— start —

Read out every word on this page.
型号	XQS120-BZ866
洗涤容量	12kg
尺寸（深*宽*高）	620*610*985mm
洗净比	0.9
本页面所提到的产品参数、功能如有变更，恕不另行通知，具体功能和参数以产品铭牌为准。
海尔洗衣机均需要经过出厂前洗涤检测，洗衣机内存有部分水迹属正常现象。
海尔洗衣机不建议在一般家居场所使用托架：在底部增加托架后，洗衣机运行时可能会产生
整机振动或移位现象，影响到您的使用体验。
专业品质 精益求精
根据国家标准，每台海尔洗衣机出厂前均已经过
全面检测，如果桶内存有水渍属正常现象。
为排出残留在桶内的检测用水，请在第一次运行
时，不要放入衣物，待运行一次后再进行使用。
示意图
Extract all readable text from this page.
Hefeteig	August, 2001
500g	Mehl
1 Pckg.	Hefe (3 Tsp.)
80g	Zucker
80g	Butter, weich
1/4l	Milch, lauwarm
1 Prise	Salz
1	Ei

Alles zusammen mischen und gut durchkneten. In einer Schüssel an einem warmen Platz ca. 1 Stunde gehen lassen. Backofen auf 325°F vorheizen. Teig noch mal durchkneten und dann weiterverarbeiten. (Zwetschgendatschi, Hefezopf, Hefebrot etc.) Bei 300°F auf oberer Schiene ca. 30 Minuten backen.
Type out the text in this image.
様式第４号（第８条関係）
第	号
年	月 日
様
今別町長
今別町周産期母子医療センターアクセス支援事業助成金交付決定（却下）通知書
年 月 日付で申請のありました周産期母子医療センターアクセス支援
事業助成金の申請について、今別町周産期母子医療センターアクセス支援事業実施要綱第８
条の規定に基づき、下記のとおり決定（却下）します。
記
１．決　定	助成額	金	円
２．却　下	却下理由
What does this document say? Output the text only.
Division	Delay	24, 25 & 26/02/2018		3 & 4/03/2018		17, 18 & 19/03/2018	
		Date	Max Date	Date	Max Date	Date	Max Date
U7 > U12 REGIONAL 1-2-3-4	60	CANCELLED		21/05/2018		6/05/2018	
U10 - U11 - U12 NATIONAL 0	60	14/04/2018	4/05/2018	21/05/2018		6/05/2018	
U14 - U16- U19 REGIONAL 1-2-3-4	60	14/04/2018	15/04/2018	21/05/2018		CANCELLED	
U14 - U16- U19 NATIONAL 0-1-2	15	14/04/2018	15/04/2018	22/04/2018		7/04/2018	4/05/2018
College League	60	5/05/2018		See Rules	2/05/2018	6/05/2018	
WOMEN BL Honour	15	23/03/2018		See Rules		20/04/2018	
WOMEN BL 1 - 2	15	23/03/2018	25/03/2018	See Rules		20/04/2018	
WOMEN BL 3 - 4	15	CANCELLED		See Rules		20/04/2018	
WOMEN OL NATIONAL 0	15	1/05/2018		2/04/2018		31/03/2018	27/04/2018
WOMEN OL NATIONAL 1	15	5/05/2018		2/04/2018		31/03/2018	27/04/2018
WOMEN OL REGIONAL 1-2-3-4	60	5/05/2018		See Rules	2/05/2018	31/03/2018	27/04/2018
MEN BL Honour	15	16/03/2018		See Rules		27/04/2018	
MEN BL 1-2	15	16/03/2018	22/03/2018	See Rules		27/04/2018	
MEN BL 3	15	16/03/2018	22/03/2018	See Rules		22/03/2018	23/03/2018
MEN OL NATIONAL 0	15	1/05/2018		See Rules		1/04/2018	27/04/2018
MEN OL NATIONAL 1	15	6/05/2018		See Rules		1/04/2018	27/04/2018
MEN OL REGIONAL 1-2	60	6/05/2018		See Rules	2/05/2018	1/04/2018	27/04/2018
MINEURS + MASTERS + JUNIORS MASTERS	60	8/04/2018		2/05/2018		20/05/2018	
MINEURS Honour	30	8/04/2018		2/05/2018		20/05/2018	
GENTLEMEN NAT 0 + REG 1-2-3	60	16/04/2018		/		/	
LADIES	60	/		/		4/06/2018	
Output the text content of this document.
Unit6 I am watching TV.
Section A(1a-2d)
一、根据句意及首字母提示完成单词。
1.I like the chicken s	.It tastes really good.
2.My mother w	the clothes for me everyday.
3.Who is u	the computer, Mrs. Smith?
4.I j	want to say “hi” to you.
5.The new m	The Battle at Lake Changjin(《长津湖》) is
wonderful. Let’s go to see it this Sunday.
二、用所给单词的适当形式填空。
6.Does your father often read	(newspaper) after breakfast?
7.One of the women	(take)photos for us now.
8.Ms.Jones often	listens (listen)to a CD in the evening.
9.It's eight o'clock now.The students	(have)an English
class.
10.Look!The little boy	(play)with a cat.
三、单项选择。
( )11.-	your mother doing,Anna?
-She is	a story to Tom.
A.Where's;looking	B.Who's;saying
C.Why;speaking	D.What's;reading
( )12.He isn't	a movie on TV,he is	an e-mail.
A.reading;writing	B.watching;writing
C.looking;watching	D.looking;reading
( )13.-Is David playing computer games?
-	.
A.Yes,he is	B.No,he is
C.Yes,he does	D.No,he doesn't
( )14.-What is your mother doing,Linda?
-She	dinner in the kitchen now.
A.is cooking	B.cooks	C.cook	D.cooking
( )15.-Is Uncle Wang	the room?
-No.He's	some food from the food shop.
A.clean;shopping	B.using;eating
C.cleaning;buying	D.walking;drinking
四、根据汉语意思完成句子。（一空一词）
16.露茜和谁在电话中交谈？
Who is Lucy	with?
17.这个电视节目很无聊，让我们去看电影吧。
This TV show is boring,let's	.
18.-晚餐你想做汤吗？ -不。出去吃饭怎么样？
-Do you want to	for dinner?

— end —

§ **WHAT IS REQUIRED**
Among the entries, how many lines include the word "CANCELLED"? Answer with a single number and nothing further.

§ **THE OUTPUT**
3